TASK DESCRIPTION - In the text about Stephen, what did he prove with irresistible arguments?

TEXT SEGMENT -
──────────────────────────────

The force of his reasoning was so strong that they were not able to resist the wisdom rooted in it—they could neither support their own arguments nor answer his. He proved Jesus is the Christ by using irresistible arguments, and he delivered them with so much clearness and evidence that they had nothing of any consequence with which they could rebut what he advanced: though they were not convinced, yet they were stunned and confused.

Observe, that it does not say they were unable to resist him, but rather to resist the wisdom and the Spirit — That is, the Spirit of wisdom which spake through him. They thought they disputed only with Stephen, and could make their case against him; but they were disputing with the Spirit of God in him, before whom anyone would be at a lop-sided disadvantage, and lose the argument. This encounter fulfilled the promise given in Luke 21.15: “For I will give you words and wisdom that none of your adversaries will be able to resist or contradict.”  They were unable to take a stand against him on the basis of Scripture, truth, and logic. Stephen knocked them down, Saul included, as fast as they got up.

And the Spirit by which he spake.

──────────────────────────────

DATASET -

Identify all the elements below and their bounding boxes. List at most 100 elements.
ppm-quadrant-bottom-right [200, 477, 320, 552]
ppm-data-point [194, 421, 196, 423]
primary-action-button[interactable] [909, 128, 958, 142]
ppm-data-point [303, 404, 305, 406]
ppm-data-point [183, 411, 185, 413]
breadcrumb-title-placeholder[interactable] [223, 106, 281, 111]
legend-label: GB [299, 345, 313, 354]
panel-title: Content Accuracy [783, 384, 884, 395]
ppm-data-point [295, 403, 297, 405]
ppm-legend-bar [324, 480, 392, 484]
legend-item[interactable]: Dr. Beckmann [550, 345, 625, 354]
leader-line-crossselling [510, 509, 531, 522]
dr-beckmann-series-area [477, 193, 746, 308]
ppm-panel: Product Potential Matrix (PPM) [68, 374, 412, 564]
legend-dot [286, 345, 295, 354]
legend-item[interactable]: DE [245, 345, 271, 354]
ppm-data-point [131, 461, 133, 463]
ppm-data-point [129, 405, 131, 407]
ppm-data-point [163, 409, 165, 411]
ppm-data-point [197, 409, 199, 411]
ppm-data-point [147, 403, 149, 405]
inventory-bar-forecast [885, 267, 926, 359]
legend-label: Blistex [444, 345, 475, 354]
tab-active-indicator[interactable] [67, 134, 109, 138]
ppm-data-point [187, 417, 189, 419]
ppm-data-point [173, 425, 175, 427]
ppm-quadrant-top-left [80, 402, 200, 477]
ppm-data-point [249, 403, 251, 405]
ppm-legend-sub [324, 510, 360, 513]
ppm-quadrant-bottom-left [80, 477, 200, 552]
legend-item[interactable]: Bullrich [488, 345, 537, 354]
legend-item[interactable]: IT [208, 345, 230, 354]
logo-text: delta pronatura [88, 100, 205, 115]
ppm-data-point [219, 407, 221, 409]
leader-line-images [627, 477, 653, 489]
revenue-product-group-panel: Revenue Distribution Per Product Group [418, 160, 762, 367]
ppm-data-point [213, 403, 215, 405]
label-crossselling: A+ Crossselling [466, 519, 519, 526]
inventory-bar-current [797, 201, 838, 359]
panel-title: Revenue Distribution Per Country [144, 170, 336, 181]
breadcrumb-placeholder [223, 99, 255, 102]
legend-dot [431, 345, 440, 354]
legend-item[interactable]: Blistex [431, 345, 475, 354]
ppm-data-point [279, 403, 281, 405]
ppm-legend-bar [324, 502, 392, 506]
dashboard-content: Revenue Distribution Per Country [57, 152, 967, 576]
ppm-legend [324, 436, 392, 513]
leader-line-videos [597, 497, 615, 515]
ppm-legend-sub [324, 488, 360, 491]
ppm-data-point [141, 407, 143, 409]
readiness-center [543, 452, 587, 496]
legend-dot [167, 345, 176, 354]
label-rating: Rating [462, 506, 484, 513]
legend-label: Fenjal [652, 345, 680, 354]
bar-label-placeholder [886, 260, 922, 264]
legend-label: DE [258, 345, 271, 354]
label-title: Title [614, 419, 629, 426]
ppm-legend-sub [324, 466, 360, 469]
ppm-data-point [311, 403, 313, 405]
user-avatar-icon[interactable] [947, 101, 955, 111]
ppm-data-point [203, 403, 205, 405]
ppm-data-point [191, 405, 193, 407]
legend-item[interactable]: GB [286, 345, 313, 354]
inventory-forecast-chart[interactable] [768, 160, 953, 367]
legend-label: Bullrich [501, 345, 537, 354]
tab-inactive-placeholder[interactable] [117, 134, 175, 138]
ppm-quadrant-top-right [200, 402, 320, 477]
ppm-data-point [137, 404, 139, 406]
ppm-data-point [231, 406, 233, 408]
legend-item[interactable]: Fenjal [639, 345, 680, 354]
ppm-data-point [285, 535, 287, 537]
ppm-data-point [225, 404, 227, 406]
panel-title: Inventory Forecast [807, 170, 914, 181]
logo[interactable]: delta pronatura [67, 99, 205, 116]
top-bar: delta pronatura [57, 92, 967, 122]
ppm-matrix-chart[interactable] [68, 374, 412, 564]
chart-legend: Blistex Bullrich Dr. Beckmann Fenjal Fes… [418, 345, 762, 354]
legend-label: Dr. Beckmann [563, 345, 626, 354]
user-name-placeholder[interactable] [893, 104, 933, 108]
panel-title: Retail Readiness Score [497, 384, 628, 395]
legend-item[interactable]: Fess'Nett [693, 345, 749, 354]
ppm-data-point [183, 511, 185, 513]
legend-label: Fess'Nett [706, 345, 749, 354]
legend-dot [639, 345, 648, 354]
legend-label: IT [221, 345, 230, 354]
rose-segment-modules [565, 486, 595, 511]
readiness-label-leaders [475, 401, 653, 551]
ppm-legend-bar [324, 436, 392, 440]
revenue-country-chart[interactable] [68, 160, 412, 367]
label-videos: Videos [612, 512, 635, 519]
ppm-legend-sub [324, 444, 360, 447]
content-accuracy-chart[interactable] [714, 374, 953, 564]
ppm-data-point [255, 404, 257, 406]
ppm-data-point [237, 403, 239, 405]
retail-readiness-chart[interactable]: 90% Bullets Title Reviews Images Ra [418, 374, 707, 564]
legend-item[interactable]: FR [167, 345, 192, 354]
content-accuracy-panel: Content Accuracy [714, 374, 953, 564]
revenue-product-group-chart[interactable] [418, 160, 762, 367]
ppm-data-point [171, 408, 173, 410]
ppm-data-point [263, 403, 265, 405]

──────────────────────────────

OUTPUT FOR THIS TASK - He proved that Jesus is the Christ.